[Records]
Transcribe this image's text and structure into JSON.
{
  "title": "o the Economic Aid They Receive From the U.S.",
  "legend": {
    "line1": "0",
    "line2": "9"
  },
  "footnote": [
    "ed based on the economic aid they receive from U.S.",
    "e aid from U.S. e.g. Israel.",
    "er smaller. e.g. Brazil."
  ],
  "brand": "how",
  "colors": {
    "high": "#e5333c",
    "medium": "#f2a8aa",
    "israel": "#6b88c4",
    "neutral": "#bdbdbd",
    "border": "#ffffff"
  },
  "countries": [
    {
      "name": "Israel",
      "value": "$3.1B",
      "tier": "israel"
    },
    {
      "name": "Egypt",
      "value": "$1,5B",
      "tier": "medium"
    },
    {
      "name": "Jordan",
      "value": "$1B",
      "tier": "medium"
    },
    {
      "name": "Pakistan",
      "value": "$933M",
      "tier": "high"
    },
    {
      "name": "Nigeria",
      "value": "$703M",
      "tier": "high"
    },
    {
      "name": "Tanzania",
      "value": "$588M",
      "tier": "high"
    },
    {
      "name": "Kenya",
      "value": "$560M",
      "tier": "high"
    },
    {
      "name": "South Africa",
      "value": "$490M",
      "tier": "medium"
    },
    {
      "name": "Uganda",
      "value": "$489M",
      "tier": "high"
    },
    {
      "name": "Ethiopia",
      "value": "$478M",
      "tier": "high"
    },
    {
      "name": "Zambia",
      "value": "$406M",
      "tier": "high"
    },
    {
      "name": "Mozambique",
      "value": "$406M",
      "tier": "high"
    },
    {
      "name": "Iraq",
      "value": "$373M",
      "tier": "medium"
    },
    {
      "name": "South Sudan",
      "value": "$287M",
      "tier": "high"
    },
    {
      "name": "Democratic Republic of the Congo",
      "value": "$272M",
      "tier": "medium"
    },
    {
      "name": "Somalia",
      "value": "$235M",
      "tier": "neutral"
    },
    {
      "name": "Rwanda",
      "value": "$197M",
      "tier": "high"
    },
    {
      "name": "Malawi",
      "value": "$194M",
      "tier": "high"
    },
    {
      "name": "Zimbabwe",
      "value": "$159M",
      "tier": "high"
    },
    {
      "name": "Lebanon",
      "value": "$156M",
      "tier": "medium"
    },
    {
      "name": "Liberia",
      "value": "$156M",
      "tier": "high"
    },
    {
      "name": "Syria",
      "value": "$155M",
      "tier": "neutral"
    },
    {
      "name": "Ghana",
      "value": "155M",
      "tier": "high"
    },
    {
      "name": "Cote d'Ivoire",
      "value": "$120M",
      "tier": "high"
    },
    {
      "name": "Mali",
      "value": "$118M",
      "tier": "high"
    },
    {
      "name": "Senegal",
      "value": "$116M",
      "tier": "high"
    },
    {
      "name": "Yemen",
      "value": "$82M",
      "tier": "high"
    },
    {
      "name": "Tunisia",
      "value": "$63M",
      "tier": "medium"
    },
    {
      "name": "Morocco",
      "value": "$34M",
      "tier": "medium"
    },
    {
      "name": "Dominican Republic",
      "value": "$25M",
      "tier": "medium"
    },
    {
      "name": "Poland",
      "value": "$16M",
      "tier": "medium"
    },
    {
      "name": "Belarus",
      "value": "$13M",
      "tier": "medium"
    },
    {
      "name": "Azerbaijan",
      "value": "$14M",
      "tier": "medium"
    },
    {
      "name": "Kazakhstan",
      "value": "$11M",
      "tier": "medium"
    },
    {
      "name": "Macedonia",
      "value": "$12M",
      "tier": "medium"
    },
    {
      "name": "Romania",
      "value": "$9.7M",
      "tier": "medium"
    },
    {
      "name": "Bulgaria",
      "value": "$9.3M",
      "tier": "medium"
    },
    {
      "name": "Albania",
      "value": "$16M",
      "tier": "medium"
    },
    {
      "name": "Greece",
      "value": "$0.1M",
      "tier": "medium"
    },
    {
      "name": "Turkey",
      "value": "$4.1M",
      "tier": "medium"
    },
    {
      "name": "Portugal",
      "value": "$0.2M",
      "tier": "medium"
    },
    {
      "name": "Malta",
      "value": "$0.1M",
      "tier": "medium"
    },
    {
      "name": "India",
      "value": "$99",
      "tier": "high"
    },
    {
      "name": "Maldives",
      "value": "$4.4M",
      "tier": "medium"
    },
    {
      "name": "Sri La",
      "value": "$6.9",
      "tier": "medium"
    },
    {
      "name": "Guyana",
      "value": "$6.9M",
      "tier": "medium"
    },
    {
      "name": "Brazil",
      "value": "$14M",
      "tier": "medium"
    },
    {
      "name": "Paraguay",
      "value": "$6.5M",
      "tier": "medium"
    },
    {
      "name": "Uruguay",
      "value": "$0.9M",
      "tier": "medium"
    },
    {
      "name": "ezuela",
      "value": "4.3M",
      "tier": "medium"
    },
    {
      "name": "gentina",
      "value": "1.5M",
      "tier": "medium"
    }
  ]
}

- WHAT TO PRODUCE
Repeat all the entries exactly as given.

- RESPONSE
Transcribe this image's text and structure into JSON.
{
  "title": "o the Economic Aid They Receive From the U.S.",
  "legend": {
    "line1": "0",
    "line2": "9"
  },
  "footnote": [
    "ed based on the economic aid they receive from U.S.",
    "e aid from U.S. e.g. Israel.",
    "er smaller. e.g. Brazil."
  ],
  "brand": "how",
  "colors": {
    "high": "#e5333c",
    "medium": "#f2a8aa",
    "israel": "#6b88c4",
    "neutral": "#bdbdbd",
    "border": "#ffffff"
  },
  "countries": [
    {
      "name": "Israel",
      "value": "$3.1B",
      "tier": "israel"
    },
    {
      "name": "Egypt",
      "value": "$1,5B",
      "tier": "medium"
    },
    {
      "name": "Jordan",
      "value": "$1B",
      "tier": "medium"
    },
    {
      "name": "Pakistan",
      "value": "$933M",
      "tier": "high"
    },
    {
      "name": "Nigeria",
      "value": "$703M",
      "tier": "high"
    },
    {
      "name": "Tanzania",
      "value": "$588M",
      "tier": "high"
    },
    {
      "name": "Kenya",
      "value": "$560M",
      "tier": "high"
    },
    {
      "name": "South Africa",
      "value": "$490M",
      "tier": "medium"
    },
    {
      "name": "Uganda",
      "value": "$489M",
      "tier": "high"
    },
    {
      "name": "Ethiopia",
      "value": "$478M",
      "tier": "high"
    },
    {
      "name": "Zambia",
      "value": "$406M",
      "tier": "high"
    },
    {
      "name": "Mozambique",
      "value": "$406M",
      "tier": "high"
    },
    {
      "name": "Iraq",
      "value": "$373M",
      "tier": "medium"
    },
    {
      "name": "South Sudan",
      "value": "$287M",
      "tier": "high"
    },
    {
      "name": "Democratic Republic of the Congo",
      "value": "$272M",
      "tier": "medium"
    },
    {
      "name": "Somalia",
      "value": "$235M",
      "tier": "neutral"
    },
    {
      "name": "Rwanda",
      "value": "$197M",
      "tier": "high"
    },
    {
      "name": "Malawi",
      "value": "$194M",
      "tier": "high"
    },
    {
      "name": "Zimbabwe",
      "value": "$159M",
      "tier": "high"
    },
    {
      "name": "Lebanon",
      "value": "$156M",
      "tier": "medium"
    },
    {
      "name": "Liberia",
      "value": "$156M",
      "tier": "high"
    },
    {
      "name": "Syria",
      "value": "$155M",
      "tier": "neutral"
    },
    {
      "name": "Ghana",
      "value": "155M",
      "tier": "high"
    },
    {
      "name": "Cote d'Ivoire",
      "value": "$120M",
      "tier": "high"
    },
    {
      "name": "Mali",
      "value": "$118M",
      "tier": "high"
    },
    {
      "name": "Senegal",
      "value": "$116M",
      "tier": "high"
    },
    {
      "name": "Yemen",
      "value": "$82M",
      "tier": "high"
    },
    {
      "name": "Tunisia",
      "value": "$63M",
      "tier": "medium"
    },
    {
      "name": "Morocco",
      "value": "$34M",
      "tier": "medium"
    },
    {
      "name": "Dominican Republic",
      "value": "$25M",
      "tier": "medium"
    },
    {
      "name": "Poland",
      "value": "$16M",
      "tier": "medium"
    },
    {
      "name": "Belarus",
      "value": "$13M",
      "tier": "medium"
    },
    {
      "name": "Azerbaijan",
      "value": "$14M",
      "tier": "medium"
    },
    {
      "name": "Kazakhstan",
      "value": "$11M",
      "tier": "medium"
    },
    {
      "name": "Macedonia",
      "value": "$12M",
      "tier": "medium"
    },
    {
      "name": "Romania",
      "value": "$9.7M",
      "tier": "medium"
    },
    {
      "name": "Bulgaria",
      "value": "$9.3M",
      "tier": "medium"
    },
    {
      "name": "Albania",
      "value": "$16M",
      "tier": "medium"
    },
    {
      "name": "Greece",
      "value": "$0.1M",
      "tier": "medium"
    },
    {
      "name": "Turkey",
      "value": "$4.1M",
      "tier": "medium"
    },
    {
      "name": "Portugal",
      "value": "$0.2M",
      "tier": "medium"
    },
    {
      "name": "Malta",
      "value": "$0.1M",
      "tier": "medium"
    },
    {
      "name": "India",
      "value": "$99",
      "tier": "high"
    },
    {
      "name": "Maldives",
      "value": "$4.4M",
      "tier": "medium"
    },
    {
      "name": "Sri La",
      "value": "$6.9",
      "tier": "medium"
    },
    {
      "name": "Guyana",
      "value": "$6.9M",
      "tier": "medium"
    },
    {
      "name": "Brazil",
      "value": "$14M",
      "tier": "medium"
    },
    {
      "name": "Paraguay",
      "value": "$6.5M",
      "tier": "medium"
    },
    {
      "name": "Uruguay",
      "value": "$0.9M",
      "tier": "medium"
    },
    {
      "name": "ezuela",
      "value": "4.3M",
      "tier": "medium"
    },
    {
      "name": "gentina",
      "value": "1.5M",
      "tier": "medium"
    }
  ]
}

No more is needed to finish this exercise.